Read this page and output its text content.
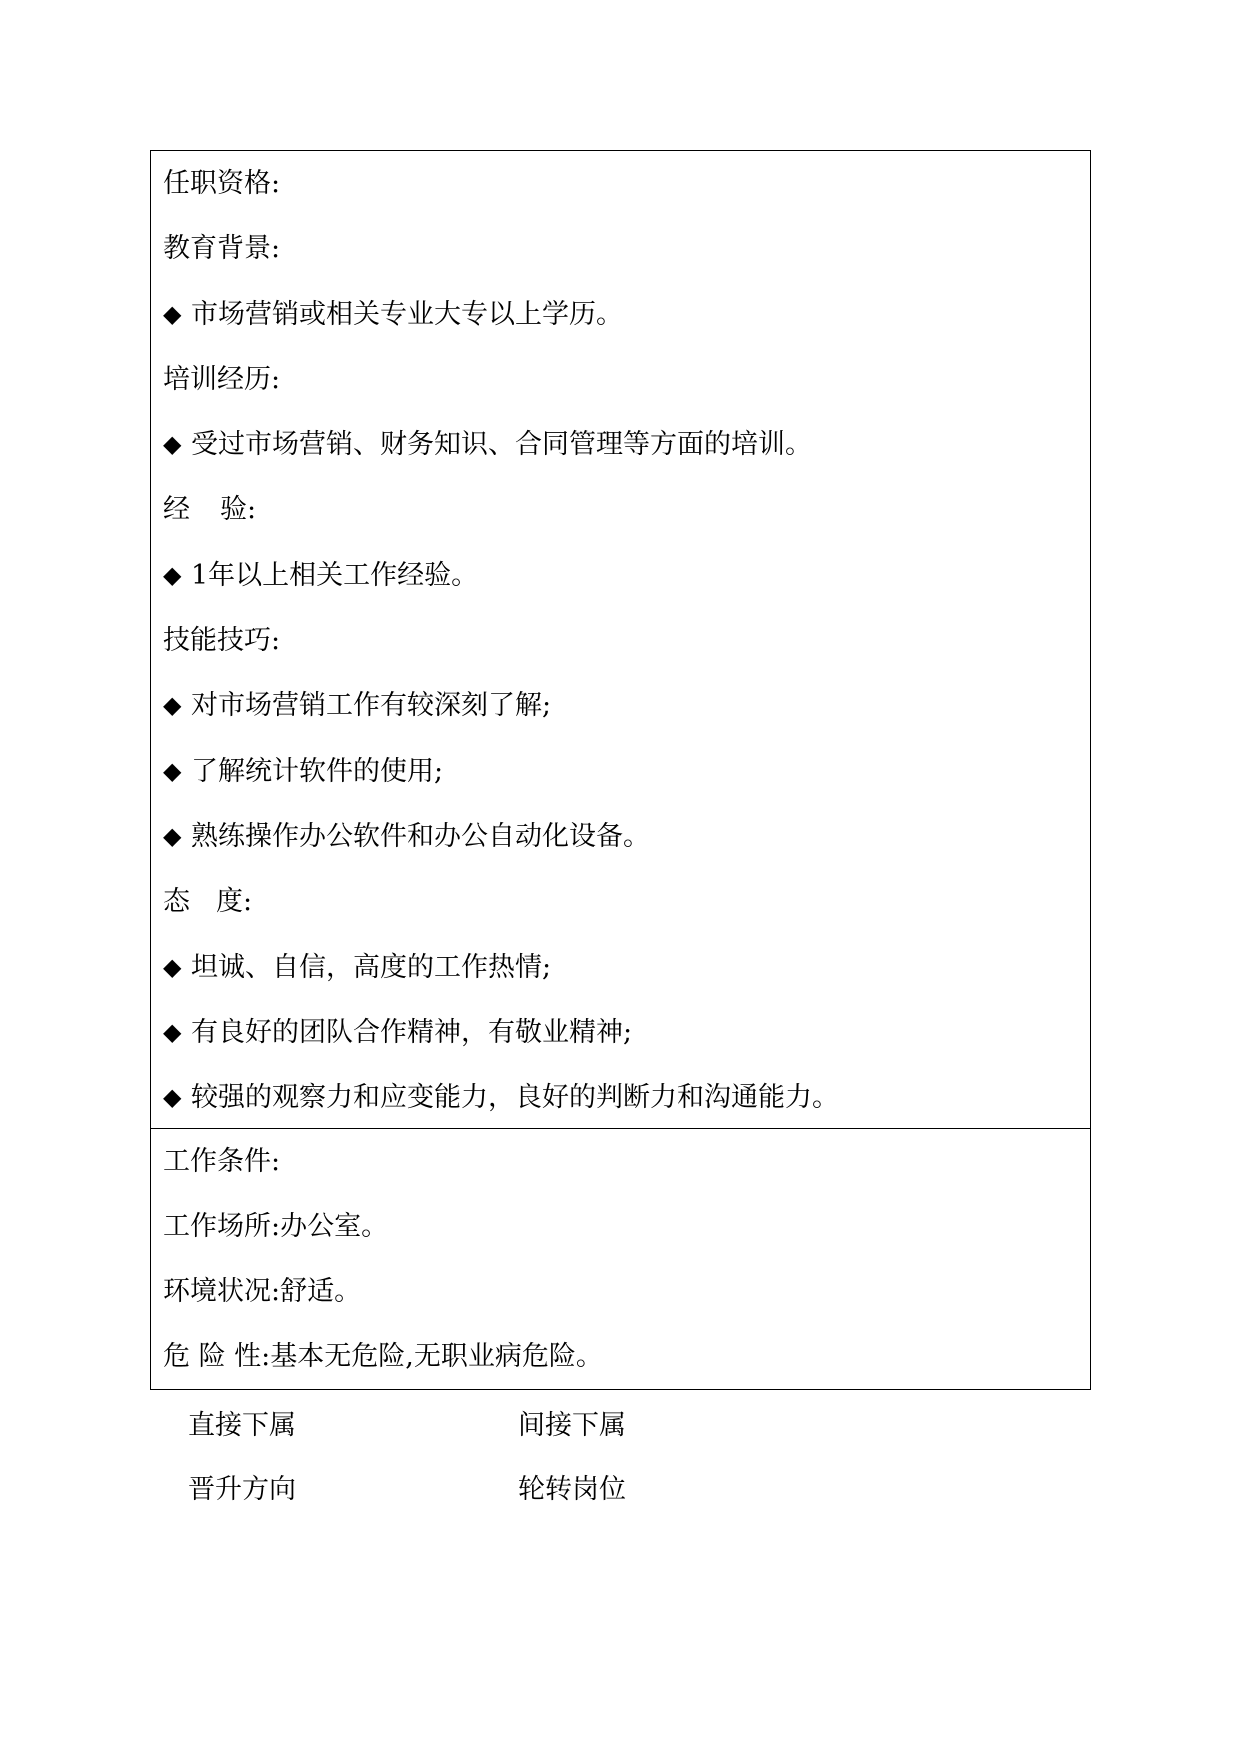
任职资格:
教育背景:
◆ 市场营销或相关专业大专以上学历。
培训经历:
◆ 受过市场营销、财务知识、合同管理等方面的培训。
经 验:
◆ 1年以上相关工作经验。
技能技巧:
◆ 对市场营销工作有较深刻了解;
◆ 了解统计软件的使用;
◆ 熟练操作办公软件和办公自动化设备。
态 度:
◆ 坦诚、自信，高度的工作热情;
◆ 有良好的团队合作精神，有敬业精神;
◆ 较强的观察力和应变能力，良好的判断力和沟通能力。
工作条件:
工作场所:办公室。
环境状况:舒适。
危 险 性:基本无危险,无职业病危险。
直接下属	间接下属
晋升方向	轮转岗位
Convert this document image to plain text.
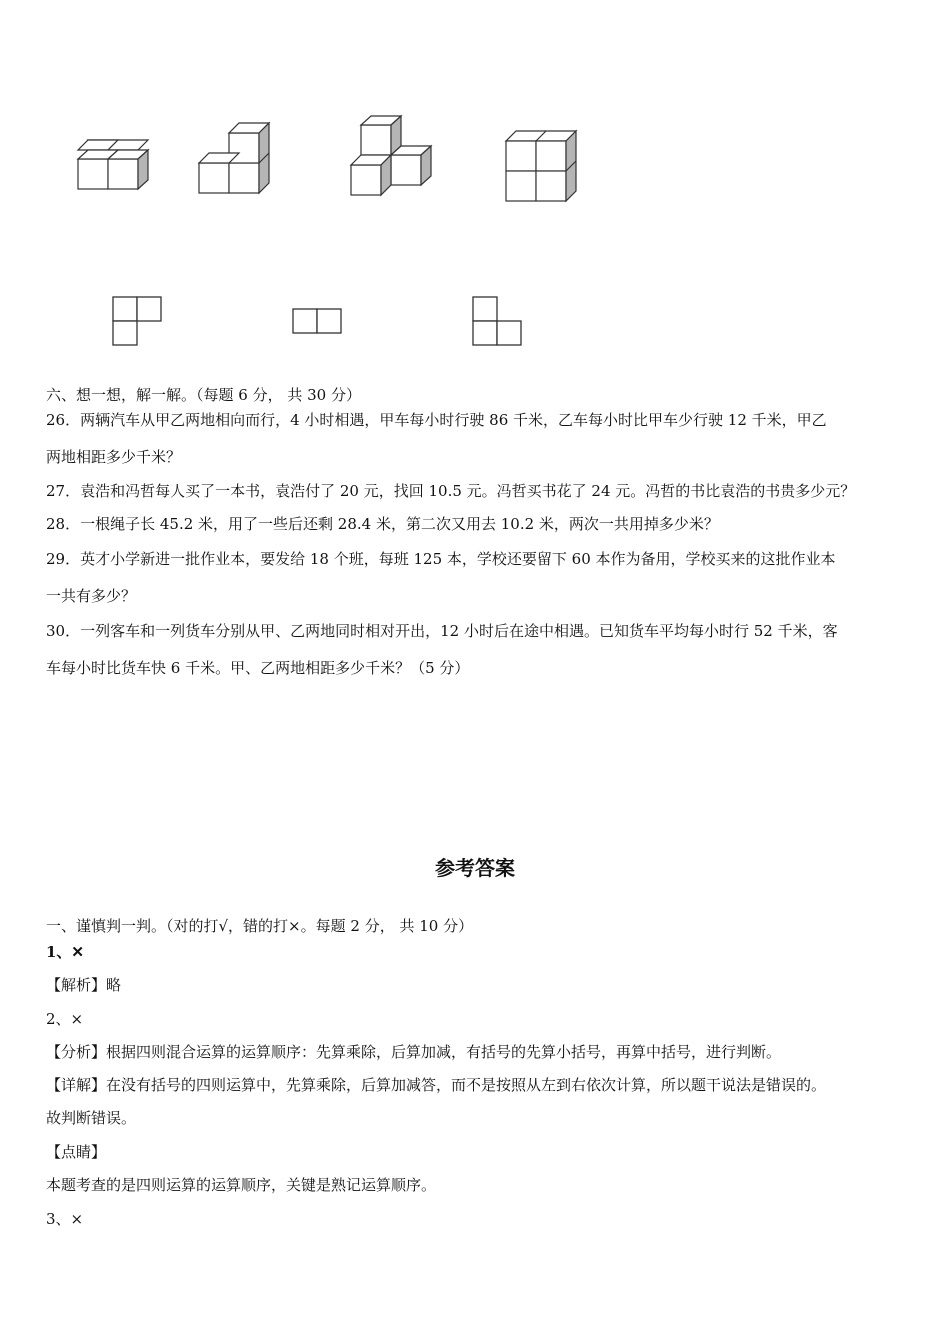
六、想一想，解一解。（每题 6 分， 共 30 分）
26．两辆汽车从甲乙两地相向而行，4 小时相遇，甲车每小时行驶 86 千米，乙车每小时比甲车少行驶 12 千米，甲乙
两地相距多少千米？
27．袁浩和冯哲每人买了一本书，袁浩付了 20 元，找回 10.5 元。冯哲买书花了 24 元。冯哲的书比袁浩的书贵多少元？
28．一根绳子长 45.2 米，用了一些后还剩 28.4 米，第二次又用去 10.2 米，两次一共用掉多少米？
29．英才小学新进一批作业本，要发给 18 个班，每班 125 本，学校还要留下 60 本作为备用，学校买来的这批作业本
一共有多少？
30．一列客车和一列货车分别从甲、乙两地同时相对开出，12 小时后在途中相遇。已知货车平均每小时行 52 千米，客
车每小时比货车快 6 千米。甲、乙两地相距多少千米？（5 分）
参考答案
一、谨慎判一判。（对的打√，错的打×。每题 2 分， 共 10 分）
1、✕
【解析】略
2、×
【分析】根据四则混合运算的运算顺序：先算乘除，后算加减，有括号的先算小括号，再算中括号，进行判断。
【详解】在没有括号的四则运算中，先算乘除，后算加减答，而不是按照从左到右依次计算，所以题干说法是错误的。
故判断错误。
【点睛】
本题考查的是四则运算的运算顺序，关键是熟记运算顺序。
3、×
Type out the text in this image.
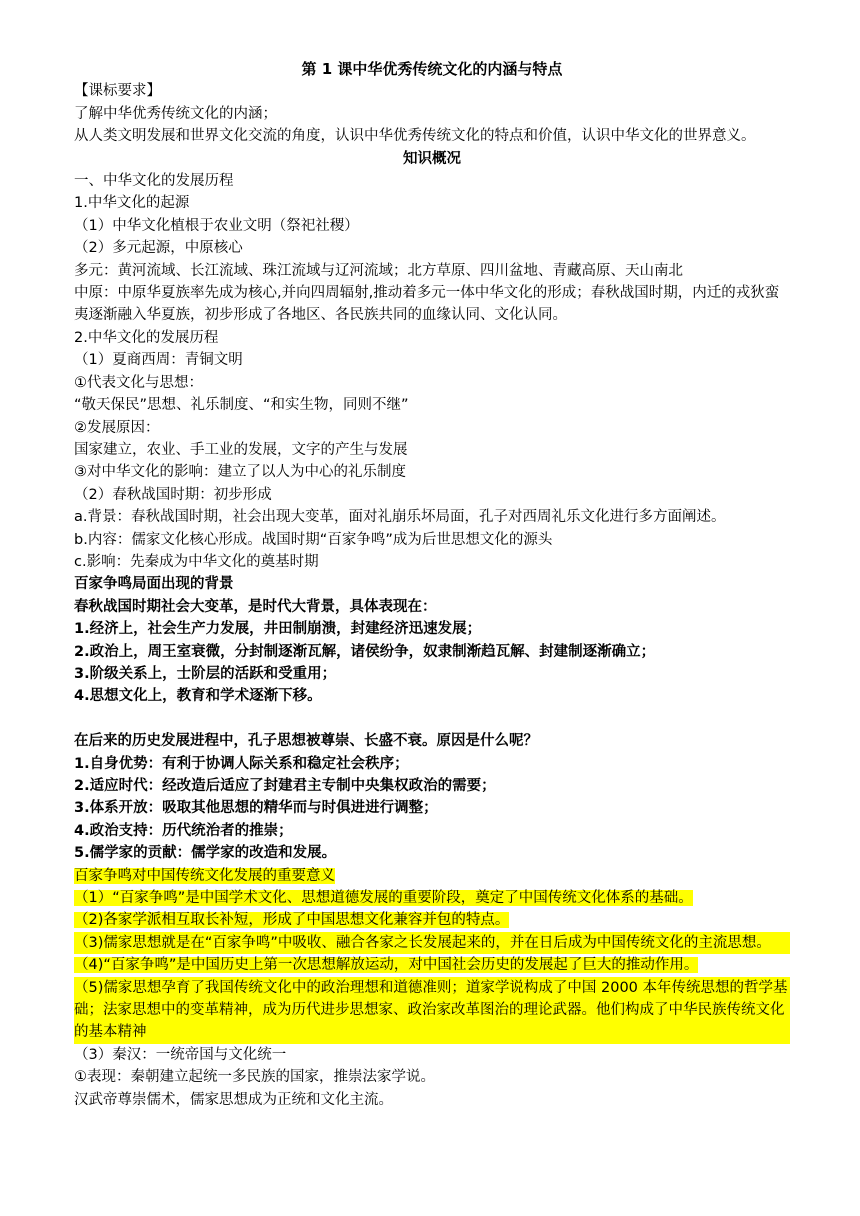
第 1 课中华优秀传统文化的内涵与特点
【课标要求】
了解中华优秀传统文化的内涵；
从人类文明发展和世界文化交流的角度，认识中华优秀传统文化的特点和价值，认识中华文化的世界意义。
知识概况
一、中华文化的发展历程
1.中华文化的起源
（1）中华文化植根于农业文明（祭祀社稷）
（2）多元起源，中原核心
多元：黄河流域、长江流域、珠江流域与辽河流域；北方草原、四川盆地、青藏高原、天山南北
中原：中原华夏族率先成为核心,并向四周辐射,推动着多元一体中华文化的形成；春秋战国时期，内迁的戎狄蛮夷逐渐融入华夏族，初步形成了各地区、各民族共同的血缘认同、文化认同。
2.中华文化的发展历程
（1）夏商西周：青铜文明
①代表文化与思想：
“敬天保民”思想、礼乐制度、“和实生物，同则不继”
②发展原因：
国家建立，农业、手工业的发展，文字的产生与发展
③对中华文化的影响：建立了以人为中心的礼乐制度
（2）春秋战国时期：初步形成
a.背景：春秋战国时期，社会出现大变革，面对礼崩乐坏局面，孔子对西周礼乐文化进行多方面阐述。
b.内容：儒家文化核心形成。战国时期“百家争鸣”成为后世思想文化的源头
c.影响：先秦成为中华文化的奠基时期
百家争鸣局面出现的背景
春秋战国时期社会大变革，是时代大背景，具体表现在：
1.经济上，社会生产力发展，井田制崩溃，封建经济迅速发展；
2.政治上，周王室衰微，分封制逐渐瓦解，诸侯纷争，奴隶制渐趋瓦解、封建制逐渐确立；
3.阶级关系上，士阶层的活跃和受重用；
4.思想文化上，教育和学术逐渐下移。
在后来的历史发展进程中，孔子思想被尊崇、长盛不衰。原因是什么呢？
1.自身优势：有利于协调人际关系和稳定社会秩序；
2.适应时代：经改造后适应了封建君主专制中央集权政治的需要；
3.体系开放：吸取其他思想的精华而与时俱进进行调整；
4.政治支持：历代统治者的推崇；
5.儒学家的贡献：儒学家的改造和发展。
百家争鸣对中国传统文化发展的重要意义
（1）“百家争鸣”是中国学术文化、思想道德发展的重要阶段，奠定了中国传统文化体系的基础。
（2)各家学派相互取长补短，形成了中国思想文化兼容并包的特点。
（3)儒家思想就是在“百家争鸣”中吸收、融合各家之长发展起来的，并在日后成为中国传统文化的主流思想。
（4)“百家争鸣”是中国历史上第一次思想解放运动，对中国社会历史的发展起了巨大的推动作用。
（5)儒家思想孕育了我国传统文化中的政治理想和道德准则；道家学说构成了中国 2000 本年传统思想的哲学基础；法家思想中的变革精神，成为历代进步思想家、政治家改革图治的理论武器。他们构成了中华民族传统文化的基本精神
（3）秦汉：一统帝国与文化统一
①表现：秦朝建立起统一多民族的国家，推崇法家学说。
汉武帝尊崇儒术，儒家思想成为正统和文化主流。
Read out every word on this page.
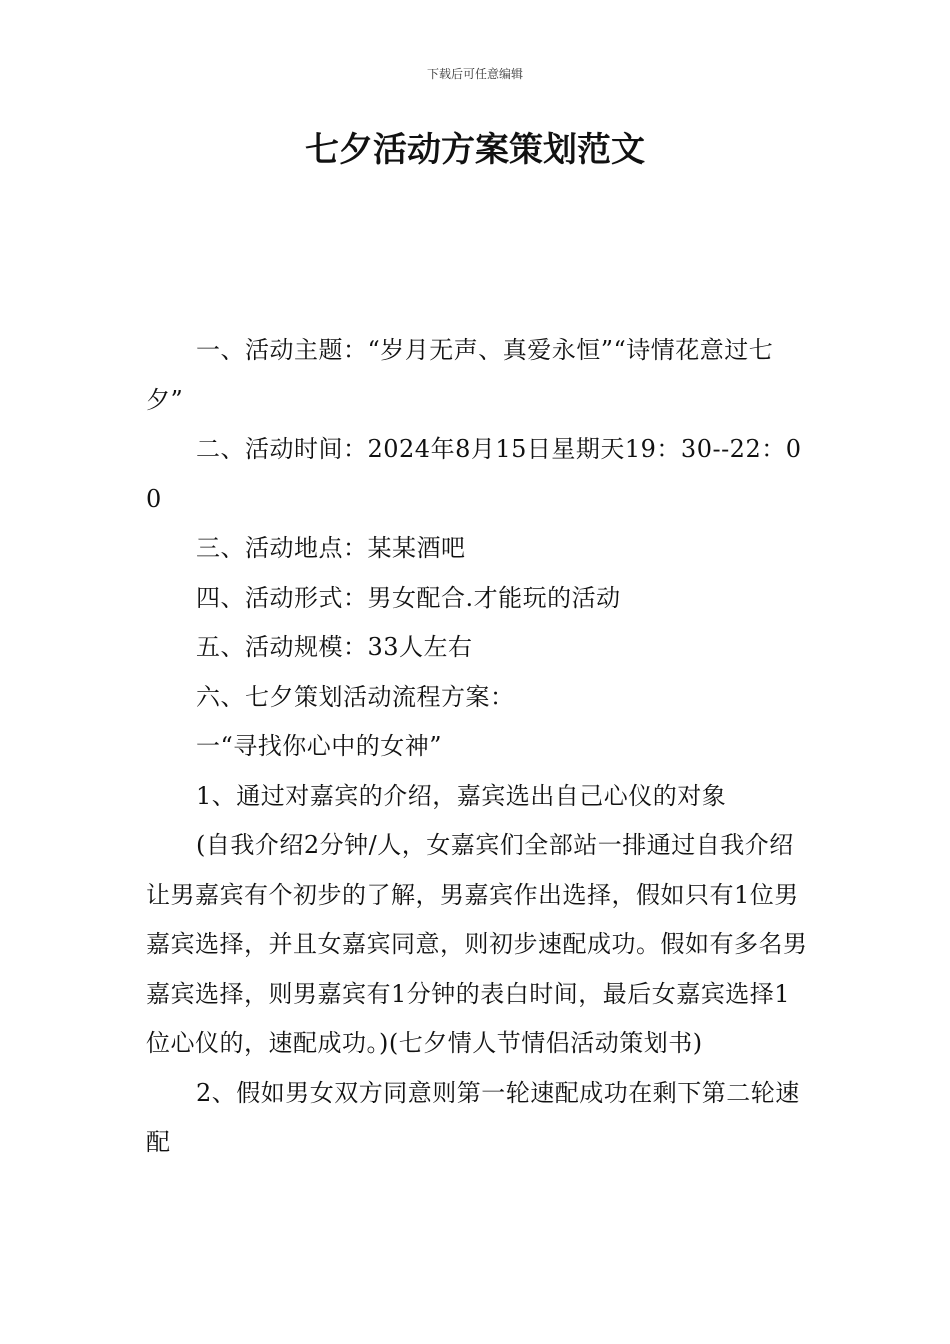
下载后可任意编辑
七夕活动方案策划范文

一、活动主题：“岁月无声、真爱永恒”“诗情花意过七夕”

二、活动时间：2024年8月15日星期天19：30--22：00

三、活动地点：某某酒吧

四、活动形式：男女配合.才能玩的活动

五、活动规模：33人左右

六、七夕策划活动流程方案：

一“寻找你心中的女神”

1、通过对嘉宾的介绍，嘉宾选出自己心仪的对象

(自我介绍2分钟/人，女嘉宾们全部站一排通过自我介绍让男嘉宾有个初步的了解，男嘉宾作出选择，假如只有1位男嘉宾选择，并且女嘉宾同意，则初步速配成功。假如有多名男嘉宾选择，则男嘉宾有1分钟的表白时间，最后女嘉宾选择1位心仪的，速配成功。)(七夕情人节情侣活动策划书)

2、假如男女双方同意则第一轮速配成功在剩下第二轮速配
☆ ☆ ☆ ☆
* TASK DIRECTIONS: Set down nothing but the lines from the one containing "Type out the text in this image." to the final line above, both included, with every picture left out.

* TASK RESPONSE:
Type out the text in this image.
第 1 课中华优秀传统文化的内涵与特点
【课标要求】
了解中华优秀传统文化的内涵；
从人类文明发展和世界文化交流的角度，认识中华优秀传统文化的特点和价值，认识中华文化的世界意义。
知识概况
一、中华文化的发展历程
1.中华文化的起源
（1）中华文化植根于农业文明（祭祀社稷）
（2）多元起源，中原核心
多元：黄河流域、长江流域、珠江流域与辽河流域；北方草原、四川盆地、青藏高原、天山南北
中原：中原华夏族率先成为核心,并向四周辐射,推动着多元一体中华文化的形成；春秋战国时期，内迁的戎狄蛮夷逐渐融入华夏族，初步形成了各地区、各民族共同的血缘认同、文化认同。
2.中华文化的发展历程
（1）夏商西周：青铜文明
①代表文化与思想：
“敬天保民”思想、礼乐制度、“和实生物，同则不继”
②发展原因：
国家建立，农业、手工业的发展，文字的产生与发展
③对中华文化的影响：建立了以人为中心的礼乐制度
（2）春秋战国时期：初步形成
a.背景：春秋战国时期，社会出现大变革，面对礼崩乐坏局面，孔子对西周礼乐文化进行多方面阐述。
b.内容：儒家文化核心形成。战国时期“百家争鸣”成为后世思想文化的源头
c.影响：先秦成为中华文化的奠基时期
百家争鸣局面出现的背景
春秋战国时期社会大变革，是时代大背景，具体表现在：
1.经济上，社会生产力发展，井田制崩溃，封建经济迅速发展；
2.政治上，周王室衰微，分封制逐渐瓦解，诸侯纷争，奴隶制渐趋瓦解、封建制逐渐确立；
3.阶级关系上，士阶层的活跃和受重用；
4.思想文化上，教育和学术逐渐下移。
在后来的历史发展进程中，孔子思想被尊崇、长盛不衰。原因是什么呢？
1.自身优势：有利于协调人际关系和稳定社会秩序；
2.适应时代：经改造后适应了封建君主专制中央集权政治的需要；
3.体系开放：吸取其他思想的精华而与时俱进进行调整；
4.政治支持：历代统治者的推崇；
5.儒学家的贡献：儒学家的改造和发展。
百家争鸣对中国传统文化发展的重要意义
（1）“百家争鸣”是中国学术文化、思想道德发展的重要阶段，奠定了中国传统文化体系的基础。
（2)各家学派相互取长补短，形成了中国思想文化兼容并包的特点。
（3)儒家思想就是在“百家争鸣”中吸收、融合各家之长发展起来的，并在日后成为中国传统文化的主流思想。
（4)“百家争鸣”是中国历史上第一次思想解放运动，对中国社会历史的发展起了巨大的推动作用。
（5)儒家思想孕育了我国传统文化中的政治理想和道德准则；道家学说构成了中国 2000 本年传统思想的哲学基础；法家思想中的变革精神，成为历代进步思想家、政治家改革图治的理论武器。他们构成了中华民族传统文化的基本精神
（3）秦汉：一统帝国与文化统一
①表现：秦朝建立起统一多民族的国家，推崇法家学说。
汉武帝尊崇儒术，儒家思想成为正统和文化主流。
Read out every word on this page.
下载后可任意编辑
七夕活动方案策划范文

一、活动主题：“岁月无声、真爱永恒”“诗情花意过七夕”

二、活动时间：2024年8月15日星期天19：30--22：00

三、活动地点：某某酒吧

四、活动形式：男女配合.才能玩的活动

五、活动规模：33人左右

六、七夕策划活动流程方案：

一“寻找你心中的女神”

1、通过对嘉宾的介绍，嘉宾选出自己心仪的对象

(自我介绍2分钟/人，女嘉宾们全部站一排通过自我介绍让男嘉宾有个初步的了解，男嘉宾作出选择，假如只有1位男嘉宾选择，并且女嘉宾同意，则初步速配成功。假如有多名男嘉宾选择，则男嘉宾有1分钟的表白时间，最后女嘉宾选择1位心仪的，速配成功。)(七夕情人节情侣活动策划书)

2、假如男女双方同意则第一轮速配成功在剩下第二轮速配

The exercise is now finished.